--- Short problem ---
Find every line in the records below that holds the word "ylabel", and copy it out.

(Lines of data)
----------

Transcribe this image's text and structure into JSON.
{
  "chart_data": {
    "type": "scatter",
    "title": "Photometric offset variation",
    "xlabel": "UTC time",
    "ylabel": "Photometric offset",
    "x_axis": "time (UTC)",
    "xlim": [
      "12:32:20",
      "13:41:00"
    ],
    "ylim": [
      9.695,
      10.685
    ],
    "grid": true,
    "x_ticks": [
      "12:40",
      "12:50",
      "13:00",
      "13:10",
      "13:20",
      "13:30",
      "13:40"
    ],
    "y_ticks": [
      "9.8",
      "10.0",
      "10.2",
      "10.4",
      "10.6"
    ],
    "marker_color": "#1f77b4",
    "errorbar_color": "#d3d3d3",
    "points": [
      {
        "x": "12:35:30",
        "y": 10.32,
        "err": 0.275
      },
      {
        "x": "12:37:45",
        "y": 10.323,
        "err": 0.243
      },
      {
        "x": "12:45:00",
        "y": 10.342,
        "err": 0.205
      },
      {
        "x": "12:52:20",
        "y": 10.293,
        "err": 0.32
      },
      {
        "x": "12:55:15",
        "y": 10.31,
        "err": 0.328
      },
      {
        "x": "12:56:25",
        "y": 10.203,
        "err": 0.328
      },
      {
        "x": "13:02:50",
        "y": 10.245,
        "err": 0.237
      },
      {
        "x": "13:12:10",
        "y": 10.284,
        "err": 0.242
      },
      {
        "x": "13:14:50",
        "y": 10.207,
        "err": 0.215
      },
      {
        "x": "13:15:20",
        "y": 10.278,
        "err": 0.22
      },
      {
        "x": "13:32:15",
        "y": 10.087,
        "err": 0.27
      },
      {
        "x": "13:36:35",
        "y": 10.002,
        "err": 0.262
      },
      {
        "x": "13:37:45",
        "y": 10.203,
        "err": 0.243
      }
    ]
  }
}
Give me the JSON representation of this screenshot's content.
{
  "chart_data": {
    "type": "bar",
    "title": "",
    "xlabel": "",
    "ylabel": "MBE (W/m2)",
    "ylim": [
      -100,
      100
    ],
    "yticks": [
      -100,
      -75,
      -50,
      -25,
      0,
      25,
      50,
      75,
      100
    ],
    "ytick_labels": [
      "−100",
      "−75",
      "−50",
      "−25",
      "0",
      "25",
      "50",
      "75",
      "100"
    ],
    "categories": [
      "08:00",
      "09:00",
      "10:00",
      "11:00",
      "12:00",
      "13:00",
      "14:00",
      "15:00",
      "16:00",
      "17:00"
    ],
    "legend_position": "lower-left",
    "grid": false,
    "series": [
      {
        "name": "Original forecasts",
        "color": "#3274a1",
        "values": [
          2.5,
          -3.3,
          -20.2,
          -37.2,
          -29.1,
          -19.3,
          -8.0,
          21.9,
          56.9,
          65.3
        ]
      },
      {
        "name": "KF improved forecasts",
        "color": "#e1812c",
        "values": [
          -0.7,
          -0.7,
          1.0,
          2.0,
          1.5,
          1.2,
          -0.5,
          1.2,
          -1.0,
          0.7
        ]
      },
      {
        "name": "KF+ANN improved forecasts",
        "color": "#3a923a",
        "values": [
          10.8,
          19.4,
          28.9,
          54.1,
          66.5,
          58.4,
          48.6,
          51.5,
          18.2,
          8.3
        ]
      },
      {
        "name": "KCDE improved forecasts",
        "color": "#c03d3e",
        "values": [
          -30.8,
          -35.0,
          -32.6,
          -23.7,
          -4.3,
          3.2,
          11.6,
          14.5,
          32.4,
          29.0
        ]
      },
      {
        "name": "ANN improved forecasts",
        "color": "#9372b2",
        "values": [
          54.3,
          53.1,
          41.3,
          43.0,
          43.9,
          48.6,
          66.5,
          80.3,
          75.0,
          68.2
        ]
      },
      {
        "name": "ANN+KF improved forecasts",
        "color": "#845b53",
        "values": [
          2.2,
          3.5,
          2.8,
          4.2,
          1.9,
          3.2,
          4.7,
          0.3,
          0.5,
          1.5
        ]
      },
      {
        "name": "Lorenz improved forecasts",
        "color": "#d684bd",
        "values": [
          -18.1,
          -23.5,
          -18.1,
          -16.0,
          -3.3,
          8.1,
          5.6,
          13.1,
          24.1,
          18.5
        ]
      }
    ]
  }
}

----------

--- Worked answer ---
    "ylabel": "Photometric offset",
    "ylabel": "MBE (W/m2)",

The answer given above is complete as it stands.